EXERCISE INPUTS:
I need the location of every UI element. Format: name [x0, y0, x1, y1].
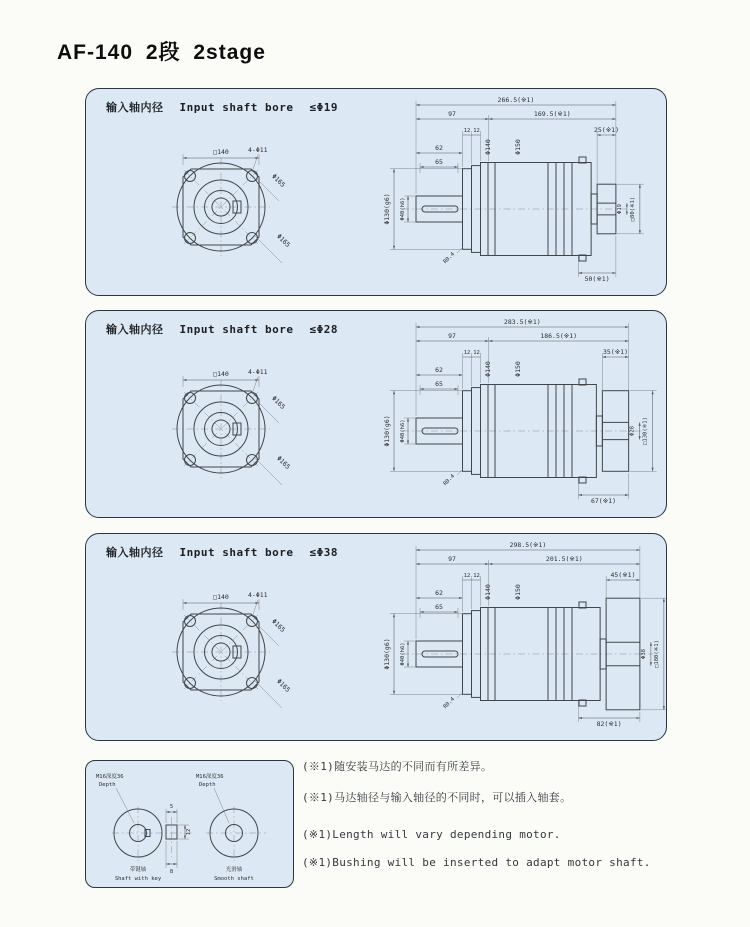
panel-input-shaft-bore-38: [85, 533, 667, 741]
panel-header-bore: ≤Φ19: [309, 101, 338, 114]
dim-square-label: □140: [213, 593, 229, 601]
shaft-types-drawing: [86, 761, 290, 884]
dim-fillet-label: R0.4: [442, 251, 457, 266]
dim-out-shaft-label: Φ40(h6): [400, 197, 406, 221]
dim-overall-label: 266.5(※1): [497, 96, 535, 104]
dim-holes-label: 4-Φ11: [248, 368, 268, 376]
dim-seg-a-label: 12: [463, 128, 471, 134]
dim-bolt-circle-label: Φ165: [270, 617, 287, 634]
side-view: [383, 96, 644, 283]
dim-front-label: 97: [448, 332, 456, 340]
front-view: [172, 591, 292, 708]
panel-header-cn: 输入轴内径: [106, 101, 164, 114]
dim-overall-label: 283.5(※1): [503, 318, 541, 326]
dim-bolt-circle-label: Φ165: [270, 172, 287, 189]
panel-header: [106, 544, 354, 560]
dim-rear-label: 201.5(※1): [545, 555, 583, 563]
panel-header-en: Input shaft bore: [179, 323, 294, 336]
dim-fillet-label: R0.4: [442, 696, 457, 711]
dim-65-label: 65: [435, 603, 443, 611]
dim-flange-label: □130(※1): [642, 417, 649, 445]
dim-rear-label: 186.5(※1): [540, 332, 578, 340]
dim-62-label: 62: [435, 366, 443, 374]
dim-140-label: Φ140: [484, 361, 492, 377]
right-caption-en: Smooth shaft: [214, 876, 254, 882]
notes: [302, 758, 732, 884]
dim-out-shaft-label: Φ40(h6): [400, 642, 406, 666]
right-caption-cn: 光滑轴: [225, 867, 243, 873]
dim-square-label: □140: [213, 370, 229, 378]
note-cn-2: (※1)马达轴径与输入轴径的不同时，可以插入轴套。: [302, 791, 572, 804]
front-view: [172, 146, 292, 263]
dim-65-label: 65: [435, 380, 443, 388]
panel-input-shaft-bore-28: [85, 310, 667, 518]
dim-seg-b-label: 12: [473, 128, 480, 134]
tap-right-cn: M16深度36: [196, 774, 224, 780]
dim-bore-label: Φ19: [616, 204, 623, 214]
dim-pilot-label: Φ130(g6): [383, 193, 391, 225]
key-len-label: 8: [169, 869, 174, 875]
front-view: [172, 368, 292, 485]
dim-adapter-label: 25(※1): [593, 126, 620, 134]
note-en-2: (※1)Bushing will be inserted to adapt motor shaft.: [302, 856, 651, 869]
panel-header-cn: 输入轴内径: [106, 323, 164, 336]
panel-header-en: Input shaft bore: [179, 546, 294, 559]
dim-140-label: Φ140: [484, 584, 492, 600]
key-width-label: 5: [169, 804, 174, 810]
panel-header-bore: ≤Φ38: [309, 546, 338, 559]
shaft-types-box: [85, 760, 294, 888]
dim-front-label: 97: [448, 110, 456, 118]
dim-bore-label: Φ38: [640, 649, 647, 659]
dim-flange-label: □80(※1): [629, 196, 636, 222]
dim-tail-label: 67(※1): [590, 497, 617, 505]
dim-holes-label: 4-Φ11: [248, 591, 268, 599]
left-caption-cn: 带键轴: [129, 867, 147, 873]
left-caption-en: Shaft with key: [114, 876, 162, 882]
dim-seg-b-label: 12: [473, 573, 480, 579]
dim-flange-label: □180(※1): [653, 640, 660, 668]
dim-bolt-circle-label: Φ165: [270, 394, 287, 411]
engineering-drawing: [86, 534, 666, 738]
dim-body-dia-label: Φ165: [275, 232, 292, 249]
note-en-1: (※1)Length will vary depending motor.: [302, 828, 561, 841]
dim-rear-label: 169.5(※1): [533, 110, 571, 118]
note-cn-1: (※1)随安装马达的不同而有所差异。: [302, 760, 493, 773]
dim-150-label: Φ150: [514, 139, 522, 155]
dim-square-label: □140: [213, 148, 229, 156]
dim-tail-label: 82(※1): [596, 720, 622, 728]
dim-seg-a-label: 12: [463, 573, 471, 579]
dim-62-label: 62: [435, 144, 443, 152]
dim-body-dia-label: Φ165: [275, 677, 292, 694]
dim-140-label: Φ140: [484, 139, 492, 155]
dim-tail-label: 50(※1): [584, 275, 610, 283]
dim-seg-a-label: 12: [463, 350, 471, 356]
side-view: [383, 318, 657, 505]
page-title: AF-140 2段 2stage: [57, 41, 266, 64]
panel-header-cn: 输入轴内径: [106, 546, 164, 559]
key-height-label: 12: [186, 828, 192, 836]
dim-bore-label: Φ28: [629, 426, 636, 436]
dim-out-shaft-label: Φ40(h6): [400, 419, 406, 443]
dim-150-label: Φ150: [514, 584, 522, 600]
dim-pilot-label: Φ130(g6): [383, 638, 391, 670]
tap-right-en: Depth: [199, 782, 216, 788]
dim-front-label: 97: [448, 555, 456, 563]
dim-adapter-label: 45(※1): [610, 571, 636, 579]
panel-header-bore: ≤Φ28: [309, 323, 338, 336]
dim-fillet-label: R0.4: [442, 473, 457, 488]
panel-header: [106, 321, 354, 337]
dim-holes-label: 4-Φ11: [248, 146, 268, 154]
dim-body-dia-label: Φ165: [275, 454, 292, 471]
dim-seg-b-label: 12: [473, 350, 480, 356]
tap-left-cn: M16深度36: [96, 774, 124, 780]
engineering-drawing: [86, 89, 666, 293]
panel-input-shaft-bore-19: [85, 88, 667, 296]
engineering-drawing: [86, 311, 666, 515]
dim-150-label: Φ150: [514, 361, 522, 377]
side-view: [383, 541, 666, 728]
panel-header: [106, 99, 354, 115]
dim-65-label: 65: [435, 158, 443, 166]
panel-header-en: Input shaft bore: [179, 101, 294, 114]
dim-adapter-label: 35(※1): [602, 348, 629, 356]
dim-pilot-label: Φ130(g6): [383, 415, 391, 447]
dim-62-label: 62: [435, 589, 443, 597]
dim-overall-label: 298.5(※1): [509, 541, 547, 549]
tap-left-en: Depth: [99, 782, 116, 788]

CHALLENGE: Render the rows as a Markdown table with the columns Index and Line, numbering each one and leaving out blank lines. Begin at the row that contains "panel-input-shaft-bore-38: [85, 533, 667, 741]" and stop after the row that contains "dim-overall-label: 283.5(※1): [503, 318, 541, 326]".

SOLUTION FOR THIS TASK:
| Index | Line |
|---|---|
| 1 | panel-input-shaft-bore-38: [85, 533, 667, 741] |
| 2 | panel-header-bore: ≤Φ19: [309, 101, 338, 114] |
| 3 | dim-square-label: □140: [213, 593, 229, 601] |
| 4 | shaft-types-drawing: [86, 761, 290, 884] |
| 5 | dim-fillet-label: R0.4: [442, 251, 457, 266] |
| 6 | dim-out-shaft-label: Φ40(h6): [400, 197, 406, 221] |
| 7 | dim-overall-label: 266.5(※1): [497, 96, 535, 104] |
| 8 | dim-holes-label: 4-Φ11: [248, 368, 268, 376] |
| 9 | dim-seg-a-label: 12: [463, 128, 471, 134] |
| 10 | dim-bolt-circle-label: Φ165: [270, 617, 287, 634] |
| 11 | side-view: [383, 96, 644, 283] |
| 12 | dim-front-label: 97: [448, 332, 456, 340] |
| 13 | front-view: [172, 591, 292, 708] |
| 14 | panel-header-cn: 输入轴内径: [106, 101, 164, 114] |
| 15 | dim-overall-label: 283.5(※1): [503, 318, 541, 326] |